Your goal: Express the lines from the one containing "data-point [638,292,648,302]" to the one containing "data-point [389,239,399,249]", inclusive, as a numbered list with blank lines omitted.

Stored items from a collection
§ §

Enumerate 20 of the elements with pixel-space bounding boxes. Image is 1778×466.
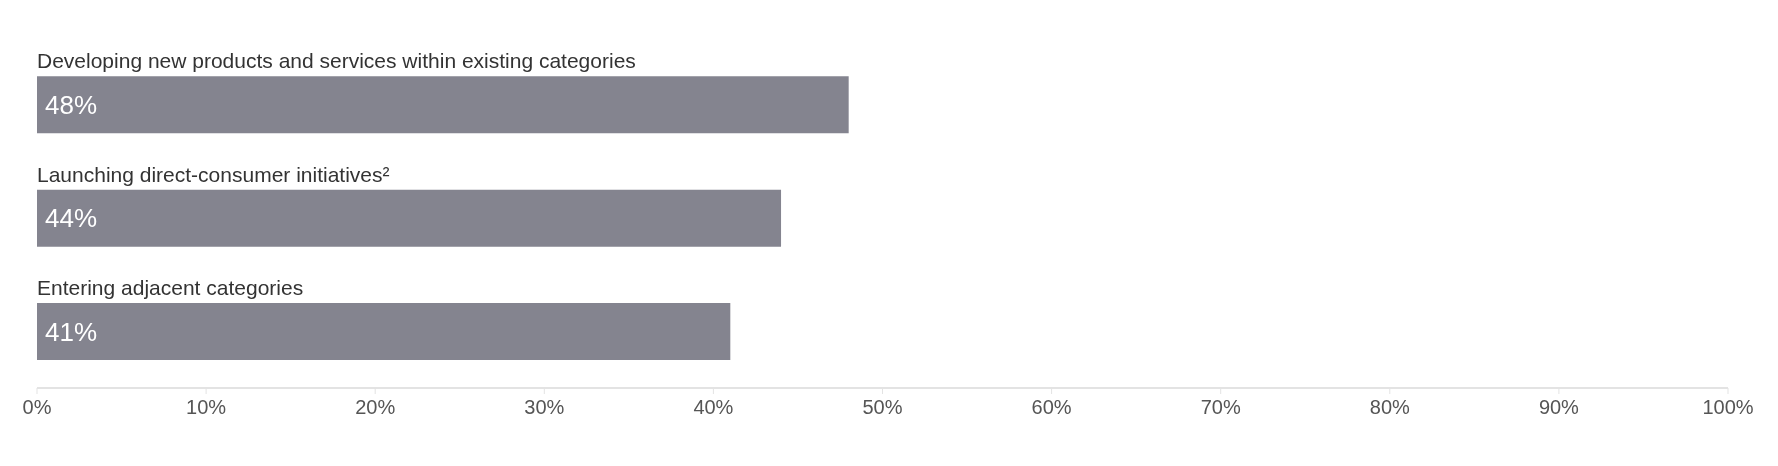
bar	[37, 76, 849, 134]
x-tick-label: 0%	[22, 396, 52, 419]
x-tick-label: 40%	[693, 396, 734, 419]
x-tick-label: 50%	[862, 396, 903, 419]
x-tick-label: 20%	[355, 396, 396, 419]
data-label: 44%	[45, 203, 98, 234]
y-tick-label: Entering adjacent categories	[37, 276, 304, 299]
x-tick-label: 90%	[1538, 396, 1580, 419]
x-tick-label: 80%	[1369, 396, 1411, 419]
x-tick-label: 70%	[1200, 396, 1241, 419]
bar	[37, 189, 782, 247]
y-tick-label: Launching direct-consumer initiatives²	[37, 162, 390, 186]
y-tick-label: Developing new products and services within existing categories	[37, 49, 636, 73]
data-label: 48%	[45, 89, 98, 120]
bar	[37, 303, 731, 360]
x-tick-label: 60%	[1031, 396, 1072, 419]
x-tick-label: 30%	[524, 396, 565, 419]
data-label: 41%	[45, 316, 98, 347]
x-tick-label: 100%	[1702, 396, 1754, 419]
x-tick-label: 10%	[186, 396, 227, 419]
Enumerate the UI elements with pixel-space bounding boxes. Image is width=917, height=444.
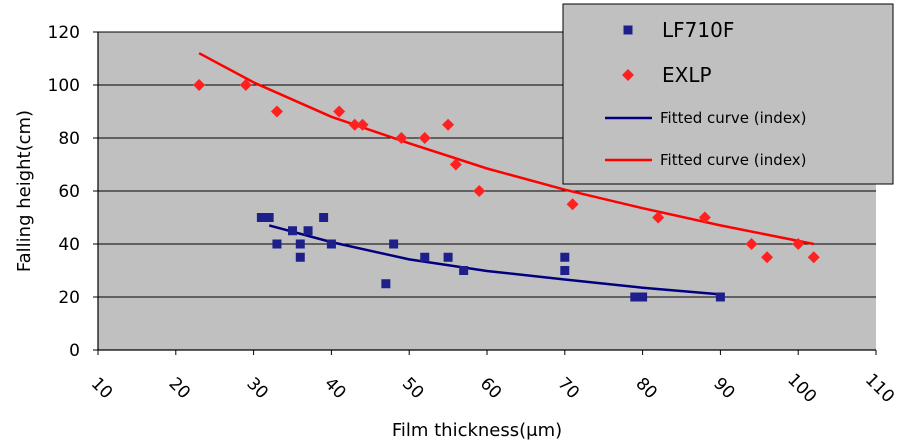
data-point [638,292,648,302]
data-point [348,118,361,131]
data-point [303,226,313,236]
data-point [745,238,758,250]
data-point [761,251,774,264]
x-tick-label: 40 [320,374,349,403]
data-point [264,213,274,222]
y-axis-title: Falling height(cm) [14,110,35,272]
y-tick-label: 40 [58,235,80,255]
data-point [389,239,399,249]
x-tick-label: 20 [165,374,194,403]
data-point [630,292,640,302]
data-point [326,239,336,249]
data-point [381,279,391,289]
data-point [333,105,346,118]
data-point [270,105,283,118]
y-tick-label: 80 [58,129,80,149]
data-point [418,132,431,144]
x-tick-label: 60 [476,374,505,403]
legend-marker [623,25,633,35]
data-point [443,252,453,262]
legend-label: Fitted curve (index) [660,151,807,169]
y-tick-label: 0 [69,341,80,361]
data-point [420,252,430,262]
data-point [395,132,408,144]
x-tick-label: 80 [631,374,660,403]
legend-label: Fitted curve (index) [660,109,807,127]
data-point [272,239,282,249]
y-tick-label: 60 [58,182,80,202]
data-point [807,251,820,264]
y-tick-label: 20 [58,288,80,308]
data-point [239,79,252,91]
legend-label: LF710F [662,18,734,42]
x-tick-label: 30 [242,374,271,403]
data-point [459,266,469,275]
data-point [566,198,579,211]
x-tick-label: 100 [783,370,820,407]
data-point [473,185,486,197]
x-tick-label: 70 [554,374,583,403]
x-tick-label: 90 [709,374,738,403]
data-point [792,238,805,250]
y-tick-label: 100 [48,76,80,96]
data-point [356,118,369,131]
x-tick-label: 50 [398,374,427,403]
fitted-curve-1 [198,52,815,246]
data-point [256,213,266,222]
data-point [442,118,455,131]
data-point [560,252,570,262]
legend-box [562,3,894,185]
x-tick-label: 110 [861,370,898,407]
data-point [449,158,462,171]
x-tick-label: 10 [87,374,116,403]
y-tick-label: 120 [48,23,80,43]
legend-label: EXLP [662,63,712,87]
x-axis-title: Film thickness(μm) [392,420,562,441]
data-point [715,292,725,302]
data-point [698,211,711,224]
data-point [560,266,570,275]
legend-marker [622,69,634,81]
data-point [652,211,665,224]
data-point [288,226,297,236]
data-point [295,252,305,262]
data-point [295,239,305,249]
data-point [193,79,206,91]
data-point [319,213,329,222]
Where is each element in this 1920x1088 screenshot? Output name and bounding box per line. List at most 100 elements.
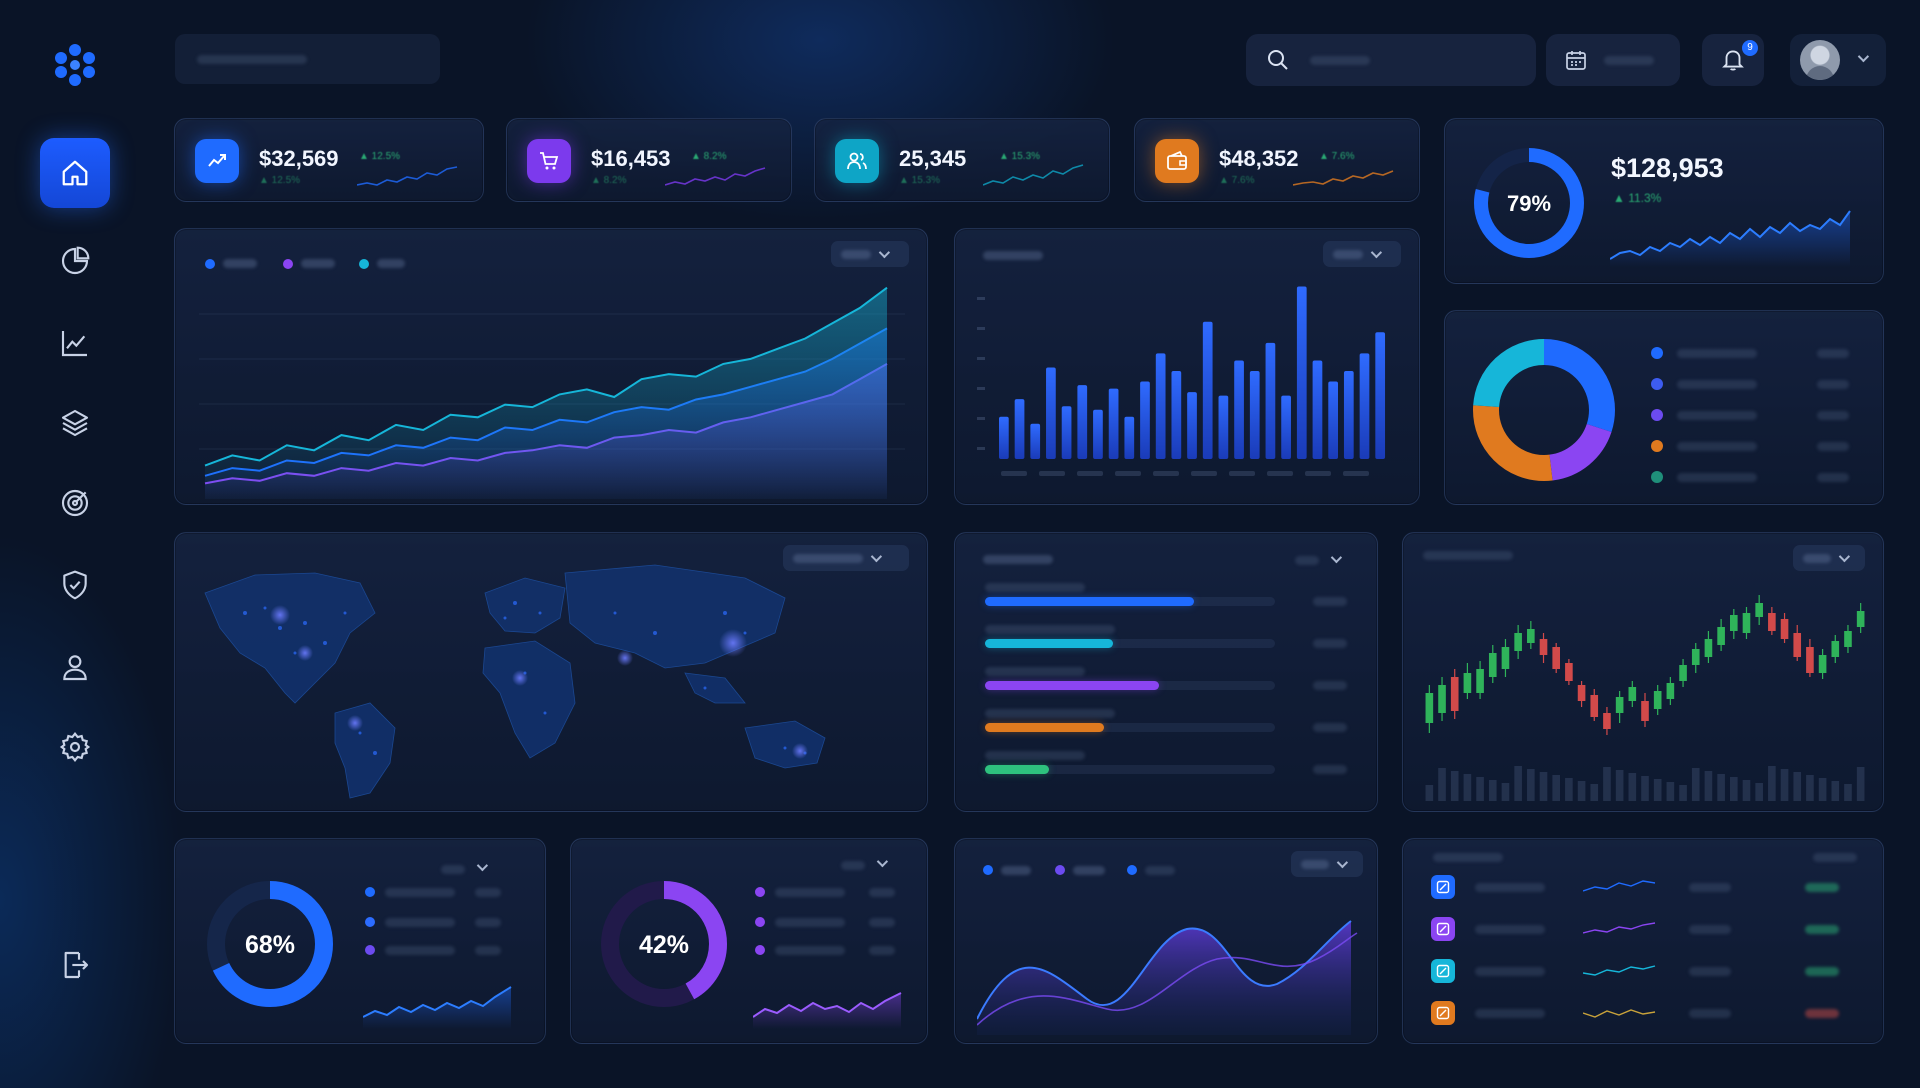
stat-sparkline <box>1293 170 1394 186</box>
volume-bar <box>1527 769 1535 801</box>
notifications-button[interactable]: 9 <box>1702 34 1764 86</box>
assets-list-panel <box>1402 838 1884 1044</box>
search-icon <box>1268 50 1288 70</box>
logout-icon <box>64 951 89 979</box>
bar <box>1014 399 1025 459</box>
asset-sparkline <box>1583 965 1656 976</box>
candle-body <box>1780 619 1789 639</box>
main-area-chart <box>199 286 905 499</box>
bar-chart <box>977 286 1386 476</box>
candle-body <box>1729 615 1738 631</box>
candle-body <box>1514 633 1522 651</box>
stat-card[interactable]: $48,352 ▲ 7.6% ▲ 7.6% <box>1134 118 1420 202</box>
sidebar-item-analytics[interactable] <box>40 226 110 296</box>
search-input[interactable] <box>1246 34 1536 86</box>
region-dropdown[interactable] <box>783 545 909 571</box>
line-chart-icon <box>61 331 87 357</box>
main-trend-panel <box>174 228 928 505</box>
asset-icon <box>1431 917 1455 941</box>
series-line <box>204 286 888 467</box>
bar <box>1328 381 1339 459</box>
sidebar-item-target[interactable] <box>40 468 110 538</box>
volume-bar <box>1704 771 1713 801</box>
sidebar <box>0 0 150 1088</box>
world-map-panel <box>174 532 928 812</box>
summary-percent: 79% <box>1506 191 1552 216</box>
summary-value: $128,953 <box>1611 153 1724 183</box>
summary-card: 79% $128,953 ▲ 11.3% <box>1444 118 1884 284</box>
sidebar-item-layers[interactable] <box>40 388 110 458</box>
stat-card[interactable]: $32,569 ▲ 12.5% ▲ 12.5% <box>174 118 484 202</box>
candle-body <box>1501 647 1510 669</box>
bar <box>1187 392 1197 459</box>
bar <box>999 416 1009 459</box>
bar <box>1155 353 1166 459</box>
home-icon <box>62 160 88 186</box>
stat-change: ▲ 12.5% <box>359 151 401 162</box>
volume-bar <box>1831 781 1840 801</box>
calendar-icon <box>1566 51 1586 70</box>
candle-body <box>1488 653 1497 677</box>
bar-period-dropdown[interactable] <box>1323 241 1401 267</box>
candle-body <box>1755 603 1763 617</box>
bar <box>1234 360 1244 459</box>
bar <box>1265 342 1276 459</box>
wave-dropdown[interactable] <box>1291 851 1363 877</box>
progress-track <box>985 639 1275 648</box>
candle-body <box>1590 695 1599 717</box>
volume-bar <box>1501 783 1510 801</box>
bar <box>1108 388 1119 459</box>
sidebar-item-trends[interactable] <box>40 308 110 378</box>
app-logo[interactable] <box>52 42 98 88</box>
stat-card[interactable]: $16,453 ▲ 8.2% ▲ 8.2% <box>506 118 792 202</box>
sidebar-item-settings[interactable] <box>40 712 110 782</box>
shield-icon <box>63 570 87 600</box>
volume-bar <box>1742 780 1751 801</box>
summary-sparkline <box>1610 210 1851 267</box>
bar <box>1296 286 1307 459</box>
progress-track <box>985 723 1275 732</box>
area-fill <box>205 287 887 499</box>
volume-bar <box>1666 782 1675 801</box>
candles-dropdown[interactable] <box>1793 545 1865 571</box>
candle-body <box>1552 647 1561 669</box>
sidebar-item-user[interactable] <box>40 632 110 702</box>
stat-card[interactable]: 25,345 ▲ 15.3% ▲ 15.3% <box>814 118 1110 202</box>
layers-icon <box>61 409 89 437</box>
volume-bar <box>1856 767 1865 801</box>
bar <box>1249 371 1260 459</box>
gear-icon <box>59 731 91 763</box>
volume-bar <box>1488 780 1497 801</box>
volume-bar <box>1641 776 1649 801</box>
candle-body <box>1691 649 1700 665</box>
asset-sparkline <box>1583 880 1656 892</box>
candle-body <box>1438 685 1446 713</box>
asset-icon <box>1431 1001 1455 1025</box>
progress-fill <box>985 723 1104 732</box>
asset-icon <box>1431 875 1455 899</box>
stat-change-sub: ▲ 12.5% <box>259 175 301 186</box>
users-icon <box>835 139 879 183</box>
user-menu[interactable] <box>1790 34 1886 86</box>
logout-button[interactable] <box>40 930 110 1000</box>
bar-chart-panel <box>954 228 1420 505</box>
cart-icon <box>527 139 571 183</box>
candle-body <box>1577 685 1586 701</box>
candle-body <box>1615 697 1624 713</box>
sidebar-item-home[interactable] <box>40 138 110 208</box>
gauge-panel-1: 68% <box>174 838 546 1044</box>
candle-body <box>1476 669 1484 693</box>
stat-change: ▲ 15.3% <box>999 151 1041 162</box>
candle-body <box>1539 639 1548 655</box>
trend-icon <box>195 139 239 183</box>
candle-body <box>1653 691 1662 709</box>
bar <box>1124 416 1135 459</box>
bar <box>1046 367 1056 459</box>
date-picker[interactable] <box>1546 34 1680 86</box>
stat-change: ▲ 7.6% <box>1319 151 1355 162</box>
asset-icon <box>1431 959 1455 983</box>
candle-body <box>1717 627 1725 645</box>
period-dropdown[interactable] <box>831 241 909 267</box>
volume-bar <box>1577 781 1586 801</box>
sidebar-item-security[interactable] <box>40 550 110 620</box>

§ §

Response for this exercise:
1. data-point [638,292,648,302]
2. data-point [348,118,361,131]
3. data-point [303,226,313,236]
4. data-point [745,238,758,250]
5. data-point [761,251,774,264]
6. x-tick-label: 40 [320,374,349,403]
7. data-point [264,213,274,222]
8. y-axis-title: Falling height(cm) [14,110,35,272]
9. y-tick-label: 40 [58,235,80,255]
10. data-point [389,239,399,249]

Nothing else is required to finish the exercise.